───── Records shown

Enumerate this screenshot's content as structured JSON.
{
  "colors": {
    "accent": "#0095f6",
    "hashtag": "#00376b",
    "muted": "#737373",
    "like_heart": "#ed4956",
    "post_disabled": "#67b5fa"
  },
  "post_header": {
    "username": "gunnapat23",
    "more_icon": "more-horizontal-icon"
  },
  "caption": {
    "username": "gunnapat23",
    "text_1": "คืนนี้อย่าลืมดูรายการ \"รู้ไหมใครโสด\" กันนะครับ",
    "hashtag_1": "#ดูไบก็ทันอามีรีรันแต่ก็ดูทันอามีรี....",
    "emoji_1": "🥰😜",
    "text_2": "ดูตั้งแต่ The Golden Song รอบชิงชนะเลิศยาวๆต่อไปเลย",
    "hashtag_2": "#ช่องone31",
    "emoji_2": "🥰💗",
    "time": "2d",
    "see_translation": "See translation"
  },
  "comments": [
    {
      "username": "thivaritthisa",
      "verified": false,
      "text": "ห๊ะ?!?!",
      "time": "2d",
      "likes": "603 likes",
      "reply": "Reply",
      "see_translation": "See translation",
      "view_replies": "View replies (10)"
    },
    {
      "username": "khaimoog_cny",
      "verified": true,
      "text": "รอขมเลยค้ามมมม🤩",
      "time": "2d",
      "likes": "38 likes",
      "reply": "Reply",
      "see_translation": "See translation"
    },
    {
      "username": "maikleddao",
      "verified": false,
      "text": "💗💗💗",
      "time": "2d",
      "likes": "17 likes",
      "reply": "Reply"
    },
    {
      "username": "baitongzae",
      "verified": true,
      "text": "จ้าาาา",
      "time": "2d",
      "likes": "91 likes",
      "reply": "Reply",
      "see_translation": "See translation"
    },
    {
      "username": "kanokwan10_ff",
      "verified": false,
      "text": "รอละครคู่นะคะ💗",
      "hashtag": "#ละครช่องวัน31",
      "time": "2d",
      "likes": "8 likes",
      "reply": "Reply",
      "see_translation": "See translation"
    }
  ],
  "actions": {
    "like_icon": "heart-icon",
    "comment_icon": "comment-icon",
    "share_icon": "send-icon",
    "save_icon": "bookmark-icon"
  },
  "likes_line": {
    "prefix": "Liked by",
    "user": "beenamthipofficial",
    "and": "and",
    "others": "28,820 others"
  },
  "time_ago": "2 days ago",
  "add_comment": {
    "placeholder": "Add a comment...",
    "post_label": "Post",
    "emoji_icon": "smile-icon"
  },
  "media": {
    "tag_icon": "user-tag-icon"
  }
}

──────────

• [Exercise description]:
Copy out the whole listing, exactly as written.

• [Answer to the exercise]:
Enumerate this screenshot's content as structured JSON.
{
  "colors": {
    "accent": "#0095f6",
    "hashtag": "#00376b",
    "muted": "#737373",
    "like_heart": "#ed4956",
    "post_disabled": "#67b5fa"
  },
  "post_header": {
    "username": "gunnapat23",
    "more_icon": "more-horizontal-icon"
  },
  "caption": {
    "username": "gunnapat23",
    "text_1": "คืนนี้อย่าลืมดูรายการ \"รู้ไหมใครโสด\" กันนะครับ",
    "hashtag_1": "#ดูไบก็ทันอามีรีรันแต่ก็ดูทันอามีรี....",
    "emoji_1": "🥰😜",
    "text_2": "ดูตั้งแต่ The Golden Song รอบชิงชนะเลิศยาวๆต่อไปเลย",
    "hashtag_2": "#ช่องone31",
    "emoji_2": "🥰💗",
    "time": "2d",
    "see_translation": "See translation"
  },
  "comments": [
    {
      "username": "thivaritthisa",
      "verified": false,
      "text": "ห๊ะ?!?!",
      "time": "2d",
      "likes": "603 likes",
      "reply": "Reply",
      "see_translation": "See translation",
      "view_replies": "View replies (10)"
    },
    {
      "username": "khaimoog_cny",
      "verified": true,
      "text": "รอขมเลยค้ามมมม🤩",
      "time": "2d",
      "likes": "38 likes",
      "reply": "Reply",
      "see_translation": "See translation"
    },
    {
      "username": "maikleddao",
      "verified": false,
      "text": "💗💗💗",
      "time": "2d",
      "likes": "17 likes",
      "reply": "Reply"
    },
    {
      "username": "baitongzae",
      "verified": true,
      "text": "จ้าาาา",
      "time": "2d",
      "likes": "91 likes",
      "reply": "Reply",
      "see_translation": "See translation"
    },
    {
      "username": "kanokwan10_ff",
      "verified": false,
      "text": "รอละครคู่นะคะ💗",
      "hashtag": "#ละครช่องวัน31",
      "time": "2d",
      "likes": "8 likes",
      "reply": "Reply",
      "see_translation": "See translation"
    }
  ],
  "actions": {
    "like_icon": "heart-icon",
    "comment_icon": "comment-icon",
    "share_icon": "send-icon",
    "save_icon": "bookmark-icon"
  },
  "likes_line": {
    "prefix": "Liked by",
    "user": "beenamthipofficial",
    "and": "and",
    "others": "28,820 others"
  },
  "time_ago": "2 days ago",
  "add_comment": {
    "placeholder": "Add a comment...",
    "post_label": "Post",
    "emoji_icon": "smile-icon"
  },
  "media": {
    "tag_icon": "user-tag-icon"
  }
}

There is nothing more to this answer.